_Given instruction_: Report the number of lines where the string "Aged" occurs, and write nothing else.

_Records for the task_:
============================================================

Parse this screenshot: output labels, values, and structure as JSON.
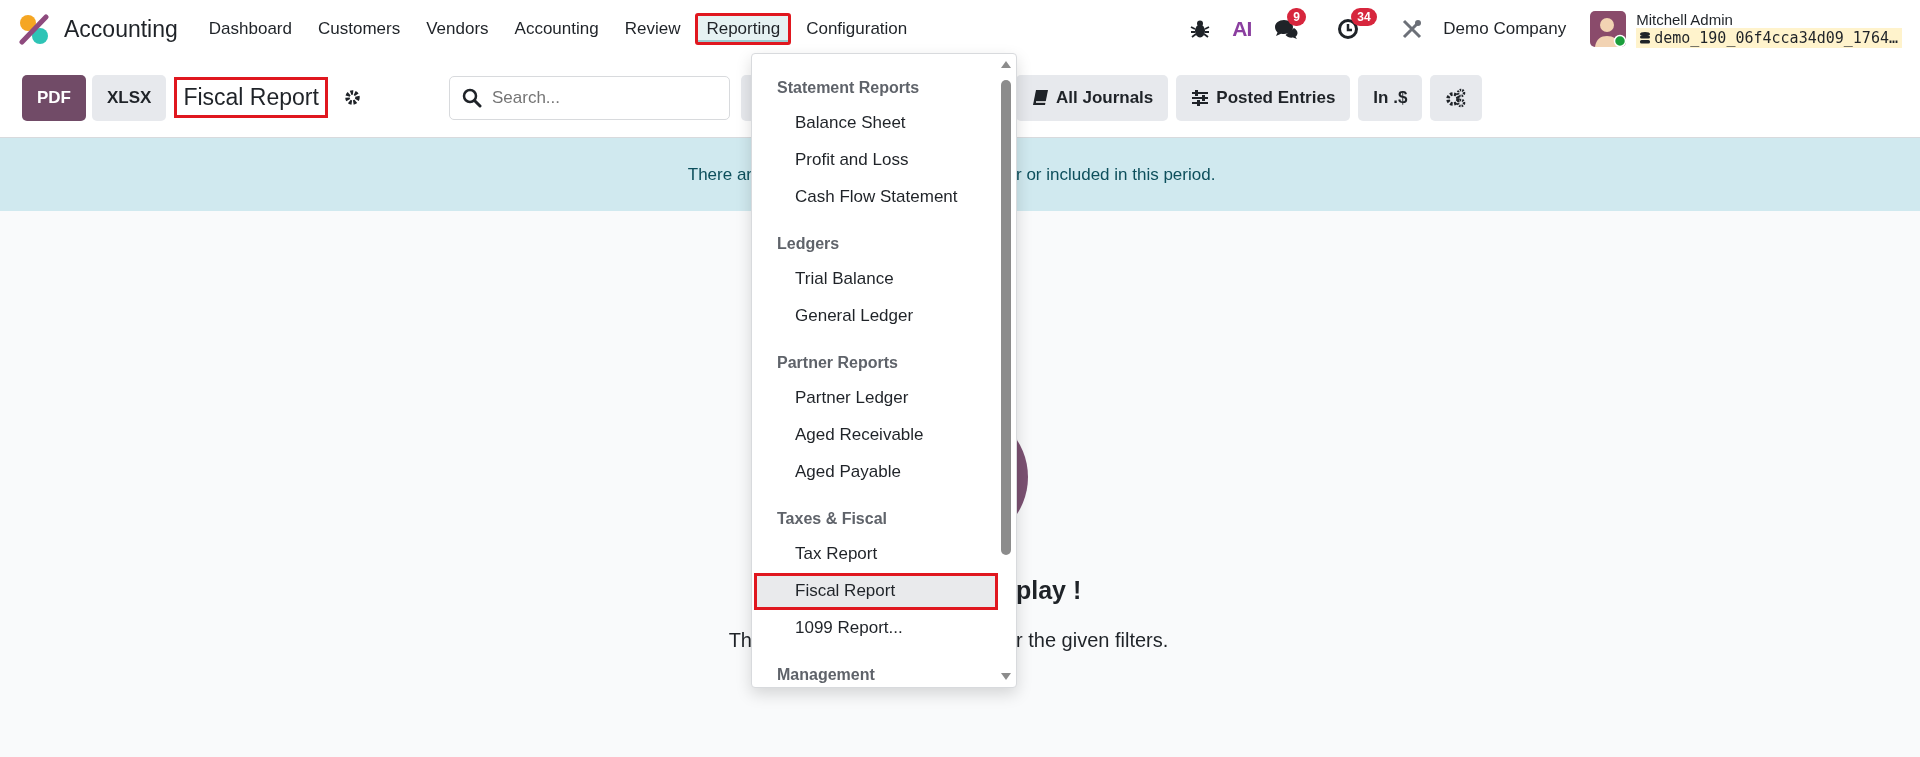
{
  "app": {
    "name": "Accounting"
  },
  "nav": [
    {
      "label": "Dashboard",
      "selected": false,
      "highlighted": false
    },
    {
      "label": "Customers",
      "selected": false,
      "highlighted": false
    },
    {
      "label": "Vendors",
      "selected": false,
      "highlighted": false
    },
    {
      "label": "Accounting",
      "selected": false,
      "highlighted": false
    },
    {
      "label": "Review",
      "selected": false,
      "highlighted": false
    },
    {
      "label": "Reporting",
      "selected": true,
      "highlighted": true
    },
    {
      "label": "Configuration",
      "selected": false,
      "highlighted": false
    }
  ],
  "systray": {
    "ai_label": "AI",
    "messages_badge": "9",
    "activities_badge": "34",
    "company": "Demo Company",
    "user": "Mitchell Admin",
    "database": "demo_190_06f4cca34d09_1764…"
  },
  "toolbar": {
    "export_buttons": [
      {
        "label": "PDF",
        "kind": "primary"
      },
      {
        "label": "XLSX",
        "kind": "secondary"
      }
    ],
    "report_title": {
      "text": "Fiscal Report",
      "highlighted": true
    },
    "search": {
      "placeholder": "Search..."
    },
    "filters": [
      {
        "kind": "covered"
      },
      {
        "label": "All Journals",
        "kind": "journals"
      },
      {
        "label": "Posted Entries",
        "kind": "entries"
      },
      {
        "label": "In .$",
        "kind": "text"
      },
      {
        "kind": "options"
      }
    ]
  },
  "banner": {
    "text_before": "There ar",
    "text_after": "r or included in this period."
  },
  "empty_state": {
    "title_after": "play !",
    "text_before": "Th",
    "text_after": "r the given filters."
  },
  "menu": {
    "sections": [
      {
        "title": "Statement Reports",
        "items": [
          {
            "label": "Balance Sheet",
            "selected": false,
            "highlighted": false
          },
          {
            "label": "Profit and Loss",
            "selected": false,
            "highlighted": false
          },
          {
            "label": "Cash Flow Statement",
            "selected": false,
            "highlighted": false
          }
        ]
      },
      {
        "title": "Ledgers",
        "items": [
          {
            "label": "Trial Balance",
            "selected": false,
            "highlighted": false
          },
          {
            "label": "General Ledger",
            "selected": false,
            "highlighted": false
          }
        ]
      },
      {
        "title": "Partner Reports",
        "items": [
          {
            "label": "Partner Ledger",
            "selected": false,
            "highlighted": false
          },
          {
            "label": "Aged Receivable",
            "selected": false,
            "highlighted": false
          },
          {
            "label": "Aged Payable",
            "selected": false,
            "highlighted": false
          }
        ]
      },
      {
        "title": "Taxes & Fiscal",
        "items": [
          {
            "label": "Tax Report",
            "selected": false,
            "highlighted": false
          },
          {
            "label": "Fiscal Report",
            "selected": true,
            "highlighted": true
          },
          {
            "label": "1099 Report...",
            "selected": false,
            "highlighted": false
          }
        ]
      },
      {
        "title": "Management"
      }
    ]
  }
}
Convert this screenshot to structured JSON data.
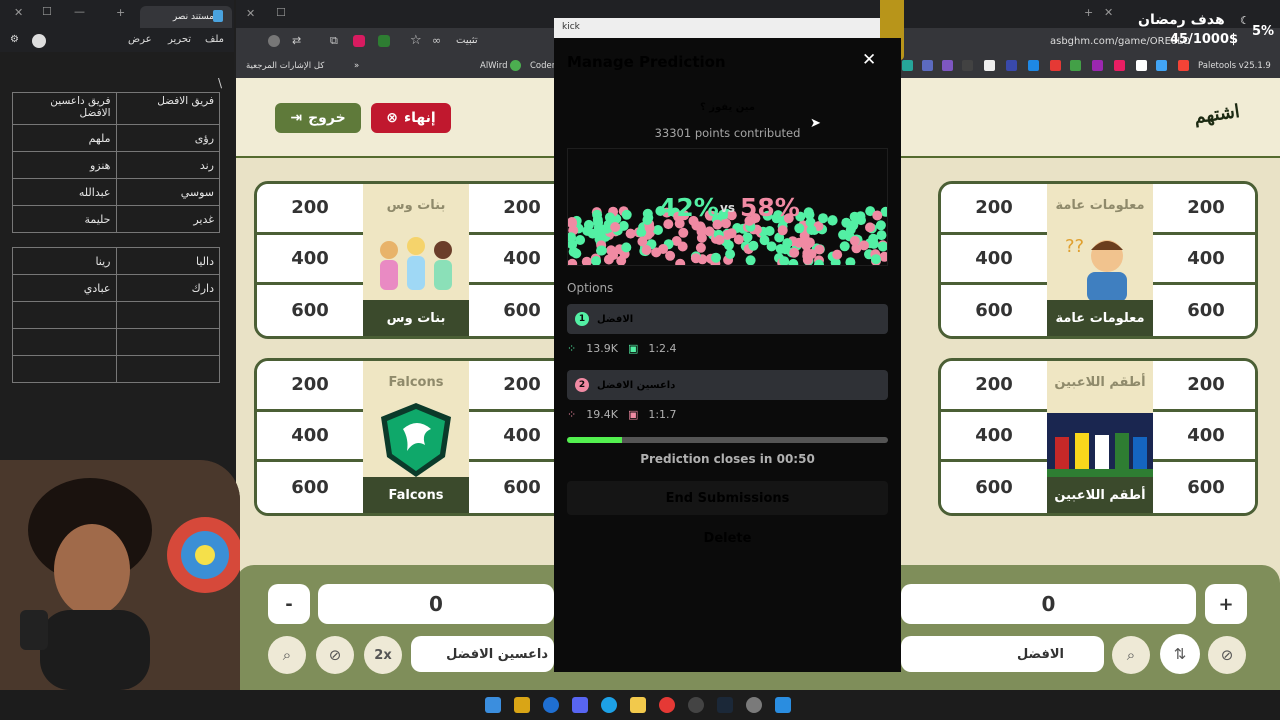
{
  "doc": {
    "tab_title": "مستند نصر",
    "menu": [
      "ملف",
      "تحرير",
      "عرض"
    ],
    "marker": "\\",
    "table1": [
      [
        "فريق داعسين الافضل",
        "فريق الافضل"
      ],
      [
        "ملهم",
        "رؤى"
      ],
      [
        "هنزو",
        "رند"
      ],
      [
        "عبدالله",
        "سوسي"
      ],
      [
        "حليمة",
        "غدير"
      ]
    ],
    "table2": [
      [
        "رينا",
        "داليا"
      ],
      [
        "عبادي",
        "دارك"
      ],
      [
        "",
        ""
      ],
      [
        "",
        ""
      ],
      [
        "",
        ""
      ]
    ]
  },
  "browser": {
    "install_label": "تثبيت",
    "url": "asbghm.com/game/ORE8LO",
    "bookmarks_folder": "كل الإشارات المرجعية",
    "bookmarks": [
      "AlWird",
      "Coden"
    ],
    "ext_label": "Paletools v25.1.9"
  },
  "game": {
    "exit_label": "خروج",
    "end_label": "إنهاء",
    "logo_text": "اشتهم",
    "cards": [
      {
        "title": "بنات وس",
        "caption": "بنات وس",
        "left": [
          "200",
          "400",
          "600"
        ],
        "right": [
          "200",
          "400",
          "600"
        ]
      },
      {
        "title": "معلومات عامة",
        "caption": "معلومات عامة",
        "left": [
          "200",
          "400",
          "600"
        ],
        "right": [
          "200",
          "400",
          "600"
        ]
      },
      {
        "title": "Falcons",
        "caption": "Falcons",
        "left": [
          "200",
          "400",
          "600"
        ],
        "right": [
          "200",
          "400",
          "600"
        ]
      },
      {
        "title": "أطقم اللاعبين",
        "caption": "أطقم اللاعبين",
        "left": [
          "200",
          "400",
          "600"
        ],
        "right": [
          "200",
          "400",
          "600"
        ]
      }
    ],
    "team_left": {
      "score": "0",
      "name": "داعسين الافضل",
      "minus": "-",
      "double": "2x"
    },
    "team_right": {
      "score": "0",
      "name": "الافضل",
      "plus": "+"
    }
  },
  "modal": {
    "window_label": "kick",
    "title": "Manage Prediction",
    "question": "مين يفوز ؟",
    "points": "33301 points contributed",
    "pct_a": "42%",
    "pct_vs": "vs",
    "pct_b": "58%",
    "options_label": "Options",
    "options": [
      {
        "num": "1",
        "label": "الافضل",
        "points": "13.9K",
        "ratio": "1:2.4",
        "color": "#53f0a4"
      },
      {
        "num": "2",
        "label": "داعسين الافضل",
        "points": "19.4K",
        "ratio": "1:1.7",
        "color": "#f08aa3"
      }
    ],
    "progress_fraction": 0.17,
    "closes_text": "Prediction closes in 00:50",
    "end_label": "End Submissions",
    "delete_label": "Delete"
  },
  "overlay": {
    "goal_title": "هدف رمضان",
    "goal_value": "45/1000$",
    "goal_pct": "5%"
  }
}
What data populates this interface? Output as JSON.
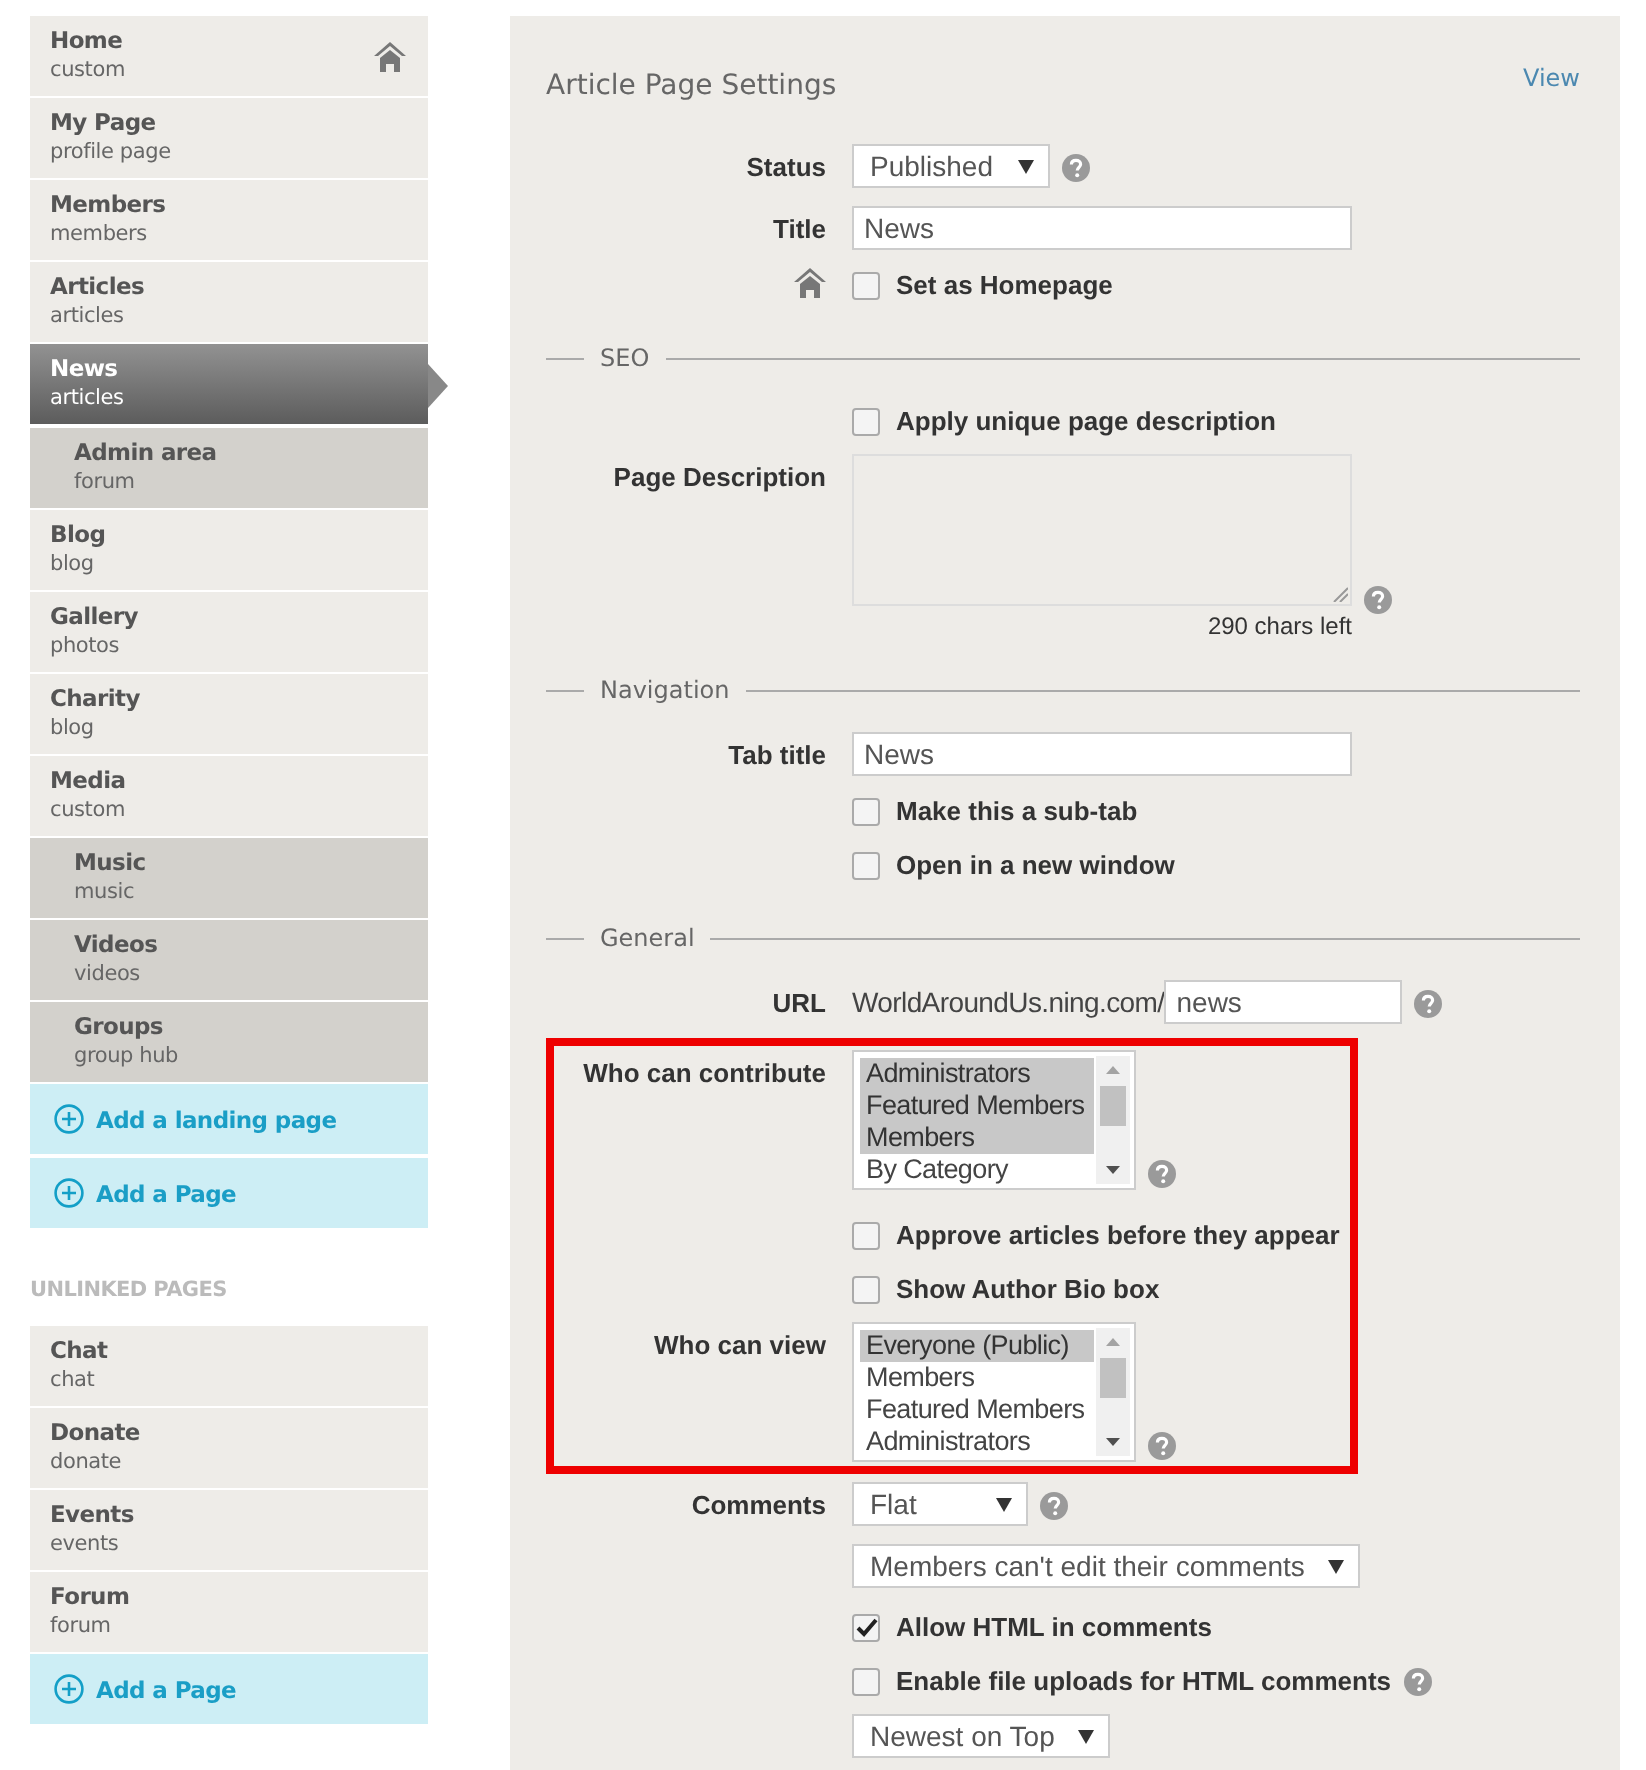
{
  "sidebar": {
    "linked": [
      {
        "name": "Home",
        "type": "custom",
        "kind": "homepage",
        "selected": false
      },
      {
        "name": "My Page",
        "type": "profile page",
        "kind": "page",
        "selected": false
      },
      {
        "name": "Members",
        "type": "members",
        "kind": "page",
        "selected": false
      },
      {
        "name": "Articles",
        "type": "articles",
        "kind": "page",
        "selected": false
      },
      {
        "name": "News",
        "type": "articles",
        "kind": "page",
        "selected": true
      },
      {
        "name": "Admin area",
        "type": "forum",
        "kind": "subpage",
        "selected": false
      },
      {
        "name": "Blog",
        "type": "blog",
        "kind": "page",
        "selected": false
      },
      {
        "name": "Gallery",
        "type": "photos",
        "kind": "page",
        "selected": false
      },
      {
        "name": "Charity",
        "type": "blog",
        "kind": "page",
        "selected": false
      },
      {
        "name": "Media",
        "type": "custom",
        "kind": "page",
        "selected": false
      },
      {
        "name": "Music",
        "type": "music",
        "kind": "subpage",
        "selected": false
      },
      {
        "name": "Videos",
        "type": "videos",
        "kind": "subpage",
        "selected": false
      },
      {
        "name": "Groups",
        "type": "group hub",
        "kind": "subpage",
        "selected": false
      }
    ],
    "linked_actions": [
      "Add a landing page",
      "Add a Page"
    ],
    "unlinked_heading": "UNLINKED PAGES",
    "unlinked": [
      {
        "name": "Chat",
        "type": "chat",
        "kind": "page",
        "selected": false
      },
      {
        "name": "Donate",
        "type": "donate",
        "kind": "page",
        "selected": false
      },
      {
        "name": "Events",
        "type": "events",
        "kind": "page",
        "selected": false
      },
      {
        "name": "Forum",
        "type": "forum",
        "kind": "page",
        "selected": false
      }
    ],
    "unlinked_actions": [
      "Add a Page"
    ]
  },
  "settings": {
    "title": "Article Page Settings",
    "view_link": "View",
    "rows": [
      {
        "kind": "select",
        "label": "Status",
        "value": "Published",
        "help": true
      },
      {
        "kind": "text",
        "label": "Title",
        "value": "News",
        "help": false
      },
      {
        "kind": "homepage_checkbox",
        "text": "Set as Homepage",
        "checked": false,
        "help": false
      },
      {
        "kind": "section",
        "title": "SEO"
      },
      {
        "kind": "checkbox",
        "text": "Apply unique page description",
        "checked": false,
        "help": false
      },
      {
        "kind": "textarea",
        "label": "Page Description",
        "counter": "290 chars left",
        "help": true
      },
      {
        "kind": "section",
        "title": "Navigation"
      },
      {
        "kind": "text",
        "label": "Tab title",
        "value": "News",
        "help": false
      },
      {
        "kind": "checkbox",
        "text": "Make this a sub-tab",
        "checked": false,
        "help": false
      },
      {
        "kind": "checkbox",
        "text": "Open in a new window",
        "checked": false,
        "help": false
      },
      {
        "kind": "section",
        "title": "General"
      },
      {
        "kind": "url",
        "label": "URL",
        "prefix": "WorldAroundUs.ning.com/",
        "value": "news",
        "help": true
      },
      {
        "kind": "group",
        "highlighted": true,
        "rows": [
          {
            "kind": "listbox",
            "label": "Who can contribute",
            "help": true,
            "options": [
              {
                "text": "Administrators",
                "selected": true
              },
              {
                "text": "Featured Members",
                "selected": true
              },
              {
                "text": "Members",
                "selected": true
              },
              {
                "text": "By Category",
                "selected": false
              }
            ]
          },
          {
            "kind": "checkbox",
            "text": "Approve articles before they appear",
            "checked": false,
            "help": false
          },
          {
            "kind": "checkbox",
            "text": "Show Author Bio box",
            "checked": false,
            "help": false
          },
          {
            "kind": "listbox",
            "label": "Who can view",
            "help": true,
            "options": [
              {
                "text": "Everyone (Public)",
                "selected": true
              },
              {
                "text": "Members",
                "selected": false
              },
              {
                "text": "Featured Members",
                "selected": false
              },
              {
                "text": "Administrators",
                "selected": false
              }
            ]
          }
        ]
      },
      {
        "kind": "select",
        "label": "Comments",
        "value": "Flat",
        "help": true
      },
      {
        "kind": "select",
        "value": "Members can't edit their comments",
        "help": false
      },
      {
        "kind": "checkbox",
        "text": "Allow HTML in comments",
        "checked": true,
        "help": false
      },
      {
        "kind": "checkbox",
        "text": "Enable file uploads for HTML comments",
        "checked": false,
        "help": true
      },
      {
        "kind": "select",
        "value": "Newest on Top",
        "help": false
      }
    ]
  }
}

============================================================

_Solved exercise_: 2